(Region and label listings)
┌──
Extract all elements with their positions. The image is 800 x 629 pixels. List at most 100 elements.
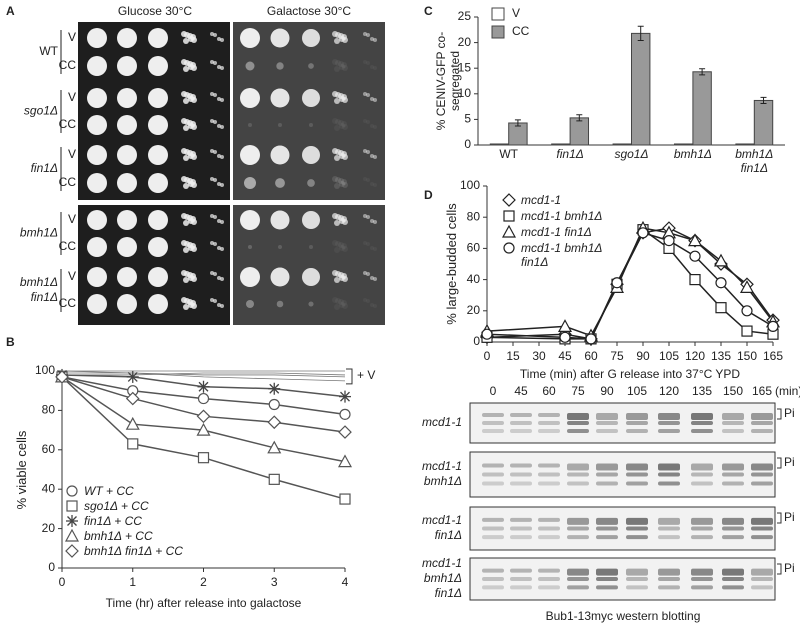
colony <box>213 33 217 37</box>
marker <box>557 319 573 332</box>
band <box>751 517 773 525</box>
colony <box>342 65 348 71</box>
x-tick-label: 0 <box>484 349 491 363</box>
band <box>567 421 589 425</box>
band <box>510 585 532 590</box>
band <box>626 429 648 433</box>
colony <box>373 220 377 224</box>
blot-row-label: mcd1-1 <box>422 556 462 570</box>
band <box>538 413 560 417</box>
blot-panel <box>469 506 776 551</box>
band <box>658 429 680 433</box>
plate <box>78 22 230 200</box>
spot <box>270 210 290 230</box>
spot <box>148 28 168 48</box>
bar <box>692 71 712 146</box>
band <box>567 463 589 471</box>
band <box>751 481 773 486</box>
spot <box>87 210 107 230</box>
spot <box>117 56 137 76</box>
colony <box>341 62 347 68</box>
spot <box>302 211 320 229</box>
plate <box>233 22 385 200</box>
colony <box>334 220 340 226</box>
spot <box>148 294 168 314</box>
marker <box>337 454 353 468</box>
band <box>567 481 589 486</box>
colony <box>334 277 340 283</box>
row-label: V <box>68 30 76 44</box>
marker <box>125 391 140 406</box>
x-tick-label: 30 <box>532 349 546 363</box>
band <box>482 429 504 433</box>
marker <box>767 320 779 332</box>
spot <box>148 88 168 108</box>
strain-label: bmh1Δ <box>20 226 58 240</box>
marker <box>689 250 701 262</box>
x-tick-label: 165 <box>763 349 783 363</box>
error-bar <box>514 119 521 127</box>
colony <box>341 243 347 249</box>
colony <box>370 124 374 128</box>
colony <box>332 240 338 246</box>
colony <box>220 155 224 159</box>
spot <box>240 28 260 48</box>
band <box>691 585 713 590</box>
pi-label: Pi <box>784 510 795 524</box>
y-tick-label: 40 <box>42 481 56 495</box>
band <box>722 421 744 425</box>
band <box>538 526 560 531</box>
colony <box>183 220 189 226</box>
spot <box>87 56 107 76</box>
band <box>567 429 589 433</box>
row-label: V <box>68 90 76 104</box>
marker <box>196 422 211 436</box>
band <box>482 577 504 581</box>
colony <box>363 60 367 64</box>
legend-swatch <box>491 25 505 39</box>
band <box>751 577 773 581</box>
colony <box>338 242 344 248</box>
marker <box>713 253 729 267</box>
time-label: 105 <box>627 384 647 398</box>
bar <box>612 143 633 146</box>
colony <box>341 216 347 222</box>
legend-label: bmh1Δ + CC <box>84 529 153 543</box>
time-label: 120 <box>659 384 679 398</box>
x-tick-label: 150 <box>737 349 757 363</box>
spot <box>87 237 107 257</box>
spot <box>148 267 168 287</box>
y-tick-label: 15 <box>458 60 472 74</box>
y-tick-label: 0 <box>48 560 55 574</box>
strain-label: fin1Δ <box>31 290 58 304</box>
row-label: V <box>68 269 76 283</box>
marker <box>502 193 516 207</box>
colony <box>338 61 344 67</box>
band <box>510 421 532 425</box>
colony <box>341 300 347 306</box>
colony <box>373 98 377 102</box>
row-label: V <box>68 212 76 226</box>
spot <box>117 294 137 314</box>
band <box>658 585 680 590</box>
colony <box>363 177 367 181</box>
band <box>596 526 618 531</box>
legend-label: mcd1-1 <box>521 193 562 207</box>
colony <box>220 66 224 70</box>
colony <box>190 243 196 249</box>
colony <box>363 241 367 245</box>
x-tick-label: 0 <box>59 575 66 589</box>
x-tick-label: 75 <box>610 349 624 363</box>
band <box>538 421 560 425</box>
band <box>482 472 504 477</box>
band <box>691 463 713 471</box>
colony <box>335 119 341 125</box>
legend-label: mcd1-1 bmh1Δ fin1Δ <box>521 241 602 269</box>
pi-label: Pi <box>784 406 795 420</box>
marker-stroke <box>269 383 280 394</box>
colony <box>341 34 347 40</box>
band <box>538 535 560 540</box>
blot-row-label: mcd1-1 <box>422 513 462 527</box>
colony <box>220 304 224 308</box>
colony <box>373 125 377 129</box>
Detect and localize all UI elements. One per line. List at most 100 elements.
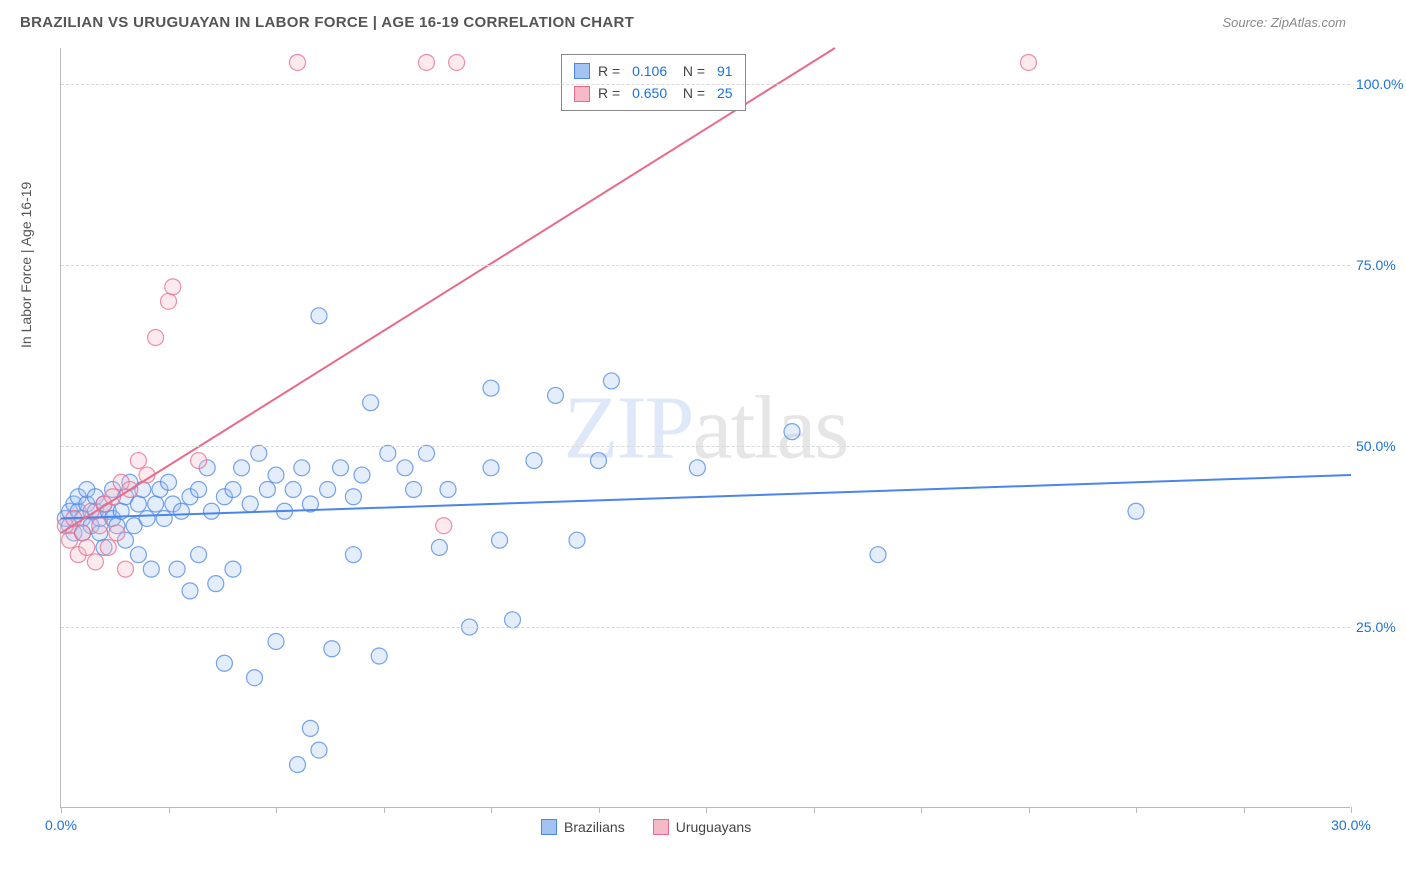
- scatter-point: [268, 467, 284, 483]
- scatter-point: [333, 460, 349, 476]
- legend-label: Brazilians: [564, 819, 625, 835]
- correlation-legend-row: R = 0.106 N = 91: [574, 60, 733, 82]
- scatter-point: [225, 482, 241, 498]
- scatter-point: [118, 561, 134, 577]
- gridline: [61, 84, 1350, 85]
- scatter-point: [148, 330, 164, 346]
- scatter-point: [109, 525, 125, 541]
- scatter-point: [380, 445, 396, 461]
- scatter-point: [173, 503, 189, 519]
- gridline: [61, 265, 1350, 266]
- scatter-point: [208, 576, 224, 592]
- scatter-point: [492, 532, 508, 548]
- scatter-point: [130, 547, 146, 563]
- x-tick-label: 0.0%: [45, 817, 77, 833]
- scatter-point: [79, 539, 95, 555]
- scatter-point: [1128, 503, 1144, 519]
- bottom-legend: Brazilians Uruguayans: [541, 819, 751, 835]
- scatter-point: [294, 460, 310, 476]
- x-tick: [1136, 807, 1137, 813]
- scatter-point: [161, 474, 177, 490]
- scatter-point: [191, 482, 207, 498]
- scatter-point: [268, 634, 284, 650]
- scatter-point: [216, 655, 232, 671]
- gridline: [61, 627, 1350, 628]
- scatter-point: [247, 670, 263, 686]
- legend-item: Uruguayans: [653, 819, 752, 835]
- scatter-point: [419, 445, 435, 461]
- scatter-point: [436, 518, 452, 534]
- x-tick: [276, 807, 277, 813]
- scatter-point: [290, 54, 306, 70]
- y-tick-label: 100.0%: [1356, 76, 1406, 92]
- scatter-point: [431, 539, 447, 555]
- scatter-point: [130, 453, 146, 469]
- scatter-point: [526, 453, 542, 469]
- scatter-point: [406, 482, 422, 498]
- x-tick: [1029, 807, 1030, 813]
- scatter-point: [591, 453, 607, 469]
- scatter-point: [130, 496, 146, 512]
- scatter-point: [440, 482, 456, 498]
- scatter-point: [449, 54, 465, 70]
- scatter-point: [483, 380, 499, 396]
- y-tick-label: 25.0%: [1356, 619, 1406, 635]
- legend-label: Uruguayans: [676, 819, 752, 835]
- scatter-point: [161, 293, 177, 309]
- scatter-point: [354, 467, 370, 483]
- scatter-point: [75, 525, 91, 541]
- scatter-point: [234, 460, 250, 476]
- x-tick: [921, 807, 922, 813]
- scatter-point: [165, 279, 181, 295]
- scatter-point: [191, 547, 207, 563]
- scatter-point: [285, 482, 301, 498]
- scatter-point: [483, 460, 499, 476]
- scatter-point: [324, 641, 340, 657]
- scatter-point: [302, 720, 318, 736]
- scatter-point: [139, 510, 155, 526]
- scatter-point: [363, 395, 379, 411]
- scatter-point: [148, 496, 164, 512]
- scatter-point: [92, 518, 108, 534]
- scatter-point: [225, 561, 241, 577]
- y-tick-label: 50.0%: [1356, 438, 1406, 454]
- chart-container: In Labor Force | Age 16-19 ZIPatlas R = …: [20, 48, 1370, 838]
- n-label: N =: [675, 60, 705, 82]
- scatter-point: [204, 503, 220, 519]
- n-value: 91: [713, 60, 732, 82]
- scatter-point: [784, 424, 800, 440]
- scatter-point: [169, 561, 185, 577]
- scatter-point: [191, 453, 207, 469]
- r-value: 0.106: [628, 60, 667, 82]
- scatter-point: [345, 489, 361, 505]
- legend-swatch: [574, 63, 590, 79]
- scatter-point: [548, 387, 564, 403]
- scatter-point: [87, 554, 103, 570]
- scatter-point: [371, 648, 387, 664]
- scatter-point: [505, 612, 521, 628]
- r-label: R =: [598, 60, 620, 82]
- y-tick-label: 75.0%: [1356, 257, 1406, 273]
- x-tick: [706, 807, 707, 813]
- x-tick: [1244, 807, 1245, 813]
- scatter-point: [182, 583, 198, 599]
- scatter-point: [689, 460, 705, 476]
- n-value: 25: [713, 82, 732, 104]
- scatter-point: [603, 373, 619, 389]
└──
Duplicate the lines of the listing from the line containing "colony <box>213 33 217 37</box>" through the line containing "pi-label: Pi <box>784 510 795 524</box>", with both of those lines included.

colony <box>213 33 217 37</box>
marker <box>557 319 573 332</box>
band <box>751 517 773 525</box>
colony <box>342 65 348 71</box>
x-tick-label: 0 <box>484 349 491 363</box>
band <box>567 421 589 425</box>
band <box>510 585 532 590</box>
band <box>626 429 648 433</box>
colony <box>373 220 377 224</box>
blot-row-label: mcd1-1 <box>422 556 462 570</box>
band <box>538 413 560 417</box>
blot-panel <box>469 506 776 551</box>
band <box>658 429 680 433</box>
plate <box>78 22 230 200</box>
spot <box>270 210 290 230</box>
spot <box>148 28 168 48</box>
bar <box>692 71 712 146</box>
band <box>567 463 589 471</box>
band <box>751 481 773 486</box>
spot <box>87 210 107 230</box>
spot <box>117 56 137 76</box>
colony <box>341 62 347 68</box>
spot <box>302 211 320 229</box>
plate <box>233 22 385 200</box>
colony <box>334 220 340 226</box>
spot <box>148 294 168 314</box>
marker <box>337 454 353 468</box>
band <box>567 481 589 486</box>
colony <box>334 277 340 283</box>
row-label: V <box>68 30 76 44</box>
marker <box>125 391 140 406</box>
x-tick-label: 30 <box>532 349 546 363</box>
band <box>482 429 504 433</box>
marker <box>767 320 779 332</box>
spot <box>148 88 168 108</box>
strain-label: bmh1Δ <box>20 226 58 240</box>
marker <box>689 250 701 262</box>
x-tick-label: 165 <box>763 349 783 363</box>
error-bar <box>514 119 521 127</box>
colony <box>341 243 347 249</box>
colony <box>370 124 374 128</box>
colony <box>332 240 338 246</box>
colony <box>220 155 224 159</box>
spot <box>240 28 260 48</box>
band <box>691 585 713 590</box>
pi-label: Pi <box>784 510 795 524</box>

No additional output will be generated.